AIM OF THE TASK:
Scan the entries for the string "name" and give the number of lines that have it, nothing further.

++++++++++++++++++++

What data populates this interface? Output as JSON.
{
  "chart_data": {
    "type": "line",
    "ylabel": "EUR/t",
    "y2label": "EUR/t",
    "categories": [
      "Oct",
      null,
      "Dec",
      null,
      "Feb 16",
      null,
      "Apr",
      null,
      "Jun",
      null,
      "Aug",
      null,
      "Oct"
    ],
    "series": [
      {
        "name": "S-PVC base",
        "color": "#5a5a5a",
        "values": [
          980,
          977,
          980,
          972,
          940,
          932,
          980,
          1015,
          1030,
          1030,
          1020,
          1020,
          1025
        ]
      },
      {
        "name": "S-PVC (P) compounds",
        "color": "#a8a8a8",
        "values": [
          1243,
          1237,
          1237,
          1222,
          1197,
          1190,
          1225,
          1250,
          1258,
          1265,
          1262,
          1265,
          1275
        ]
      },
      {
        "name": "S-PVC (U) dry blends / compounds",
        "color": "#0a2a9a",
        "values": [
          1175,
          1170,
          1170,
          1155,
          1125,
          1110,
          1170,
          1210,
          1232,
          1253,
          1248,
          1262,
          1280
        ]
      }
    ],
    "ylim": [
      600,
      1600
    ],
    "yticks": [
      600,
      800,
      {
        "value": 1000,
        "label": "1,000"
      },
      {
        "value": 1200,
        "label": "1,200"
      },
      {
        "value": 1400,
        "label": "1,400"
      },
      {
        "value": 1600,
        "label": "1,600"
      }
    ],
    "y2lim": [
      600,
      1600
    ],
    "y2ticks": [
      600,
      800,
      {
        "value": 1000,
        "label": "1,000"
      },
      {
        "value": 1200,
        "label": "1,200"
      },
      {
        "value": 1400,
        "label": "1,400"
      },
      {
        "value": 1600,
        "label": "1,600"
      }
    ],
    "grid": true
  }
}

++++++++++++++++++++

RESULT BELOW:
3